-- OBJECTIVE --
The data below should be printed in full, exactly, and without any of its images.

[Part of a data file]
___

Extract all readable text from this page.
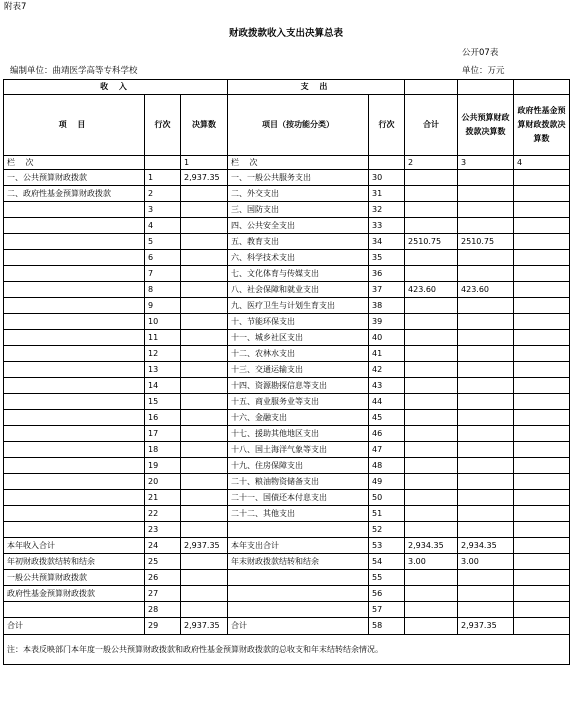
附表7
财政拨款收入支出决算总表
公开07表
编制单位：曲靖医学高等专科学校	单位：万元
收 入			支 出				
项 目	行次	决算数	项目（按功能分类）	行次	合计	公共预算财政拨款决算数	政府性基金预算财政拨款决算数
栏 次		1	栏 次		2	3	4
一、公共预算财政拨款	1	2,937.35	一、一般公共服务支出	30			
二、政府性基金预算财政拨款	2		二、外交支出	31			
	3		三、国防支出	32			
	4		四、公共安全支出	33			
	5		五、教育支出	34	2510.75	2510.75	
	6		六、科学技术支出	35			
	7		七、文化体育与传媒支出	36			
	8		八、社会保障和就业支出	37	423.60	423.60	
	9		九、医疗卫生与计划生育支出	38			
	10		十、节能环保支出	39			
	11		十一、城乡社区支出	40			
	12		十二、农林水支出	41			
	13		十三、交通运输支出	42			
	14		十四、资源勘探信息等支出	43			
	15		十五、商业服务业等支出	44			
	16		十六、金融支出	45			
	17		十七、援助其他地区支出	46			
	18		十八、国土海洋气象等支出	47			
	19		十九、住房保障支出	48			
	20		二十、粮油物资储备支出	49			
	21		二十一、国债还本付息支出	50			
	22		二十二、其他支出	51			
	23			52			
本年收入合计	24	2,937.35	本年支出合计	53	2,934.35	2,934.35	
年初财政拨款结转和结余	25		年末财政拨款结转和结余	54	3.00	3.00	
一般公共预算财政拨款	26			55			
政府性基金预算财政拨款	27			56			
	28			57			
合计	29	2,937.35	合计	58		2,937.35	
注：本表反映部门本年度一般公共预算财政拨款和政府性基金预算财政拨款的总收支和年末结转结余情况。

___

-- WRITTEN ANSWER --
Extract all readable text from this page.
附表7
财政拨款收入支出决算总表
公开07表
编制单位：曲靖医学高等专科学校	单位：万元
收 入			支 出				
项 目	行次	决算数	项目（按功能分类）	行次	合计	公共预算财政拨款决算数	政府性基金预算财政拨款决算数
栏 次		1	栏 次		2	3	4
一、公共预算财政拨款	1	2,937.35	一、一般公共服务支出	30			
二、政府性基金预算财政拨款	2		二、外交支出	31			
	3		三、国防支出	32			
	4		四、公共安全支出	33			
	5		五、教育支出	34	2510.75	2510.75	
	6		六、科学技术支出	35			
	7		七、文化体育与传媒支出	36			
	8		八、社会保障和就业支出	37	423.60	423.60	
	9		九、医疗卫生与计划生育支出	38			
	10		十、节能环保支出	39			
	11		十一、城乡社区支出	40			
	12		十二、农林水支出	41			
	13		十三、交通运输支出	42			
	14		十四、资源勘探信息等支出	43			
	15		十五、商业服务业等支出	44			
	16		十六、金融支出	45			
	17		十七、援助其他地区支出	46			
	18		十八、国土海洋气象等支出	47			
	19		十九、住房保障支出	48			
	20		二十、粮油物资储备支出	49			
	21		二十一、国债还本付息支出	50			
	22		二十二、其他支出	51			
	23			52			
本年收入合计	24	2,937.35	本年支出合计	53	2,934.35	2,934.35	
年初财政拨款结转和结余	25		年末财政拨款结转和结余	54	3.00	3.00	
一般公共预算财政拨款	26			55			
政府性基金预算财政拨款	27			56			
	28			57			
合计	29	2,937.35	合计	58		2,937.35	
注：本表反映部门本年度一般公共预算财政拨款和政府性基金预算财政拨款的总收支和年末结转结余情况。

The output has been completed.